**** Information supplied

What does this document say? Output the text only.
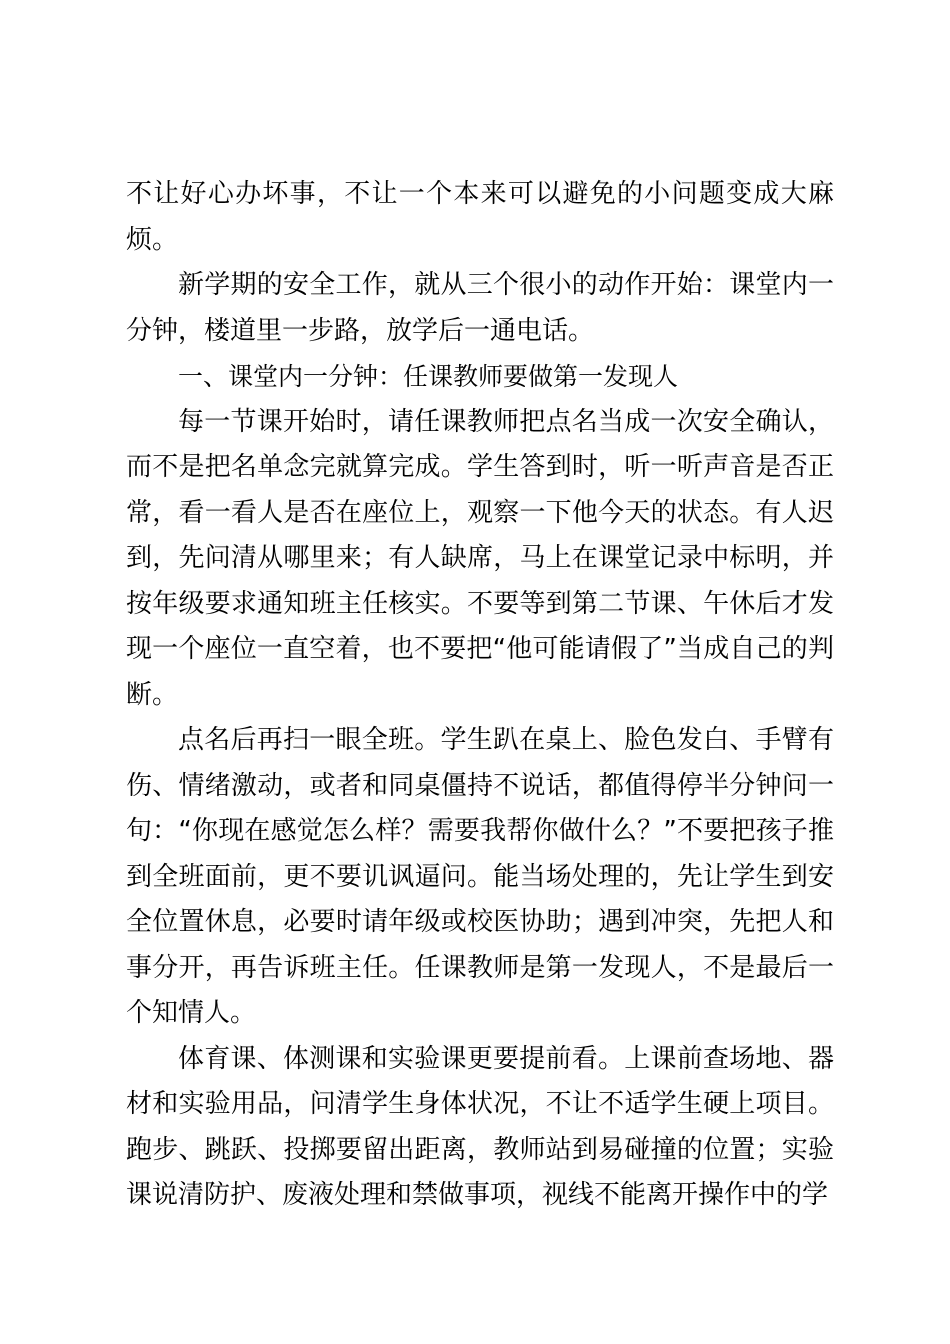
不让好心办坏事，不让一个本来可以避免的小问题变成大麻烦。

新学期的安全工作，就从三个很小的动作开始：课堂内一分钟，楼道里一步路，放学后一通电话。

一、课堂内一分钟：任课教师要做第一发现人

每一节课开始时，请任课教师把点名当成一次安全确认，而不是把名单念完就算完成。学生答到时，听一听声音是否正常，看一看人是否在座位上，观察一下他今天的状态。有人迟到，先问清从哪里来；有人缺席，马上在课堂记录中标明，并按年级要求通知班主任核实。不要等到第二节课、午休后才发现一个座位一直空着，也不要把“他可能请假了”当成自己的判断。

点名后再扫一眼全班。学生趴在桌上、脸色发白、手臂有伤、情绪激动，或者和同桌僵持不说话，都值得停半分钟问一句：“你现在感觉怎么样？需要我帮你做什么？”不要把孩子推到全班面前，更不要讥讽逼问。能当场处理的，先让学生到安全位置休息，必要时请年级或校医协助；遇到冲突，先把人和事分开，再告诉班主任。任课教师是第一发现人，不是最后一个知情人。

体育课、体测课和实验课更要提前看。上课前查场地、器材和实验用品，问清学生身体状况，不让不适学生硬上项目。跑步、跳跃、投掷要留出距离，教师站到易碰撞的位置；实验课说清防护、废液处理和禁做事项，视线不能离开操作中的学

********

Problem
Find each line holding the word "课堂内一分钟" and copy it.

Final result
新学期的安全工作，就从三个很小的动作开始：课堂内一分钟，楼道里一步路，放学后一通电话。
一、课堂内一分钟：任课教师要做第一发现人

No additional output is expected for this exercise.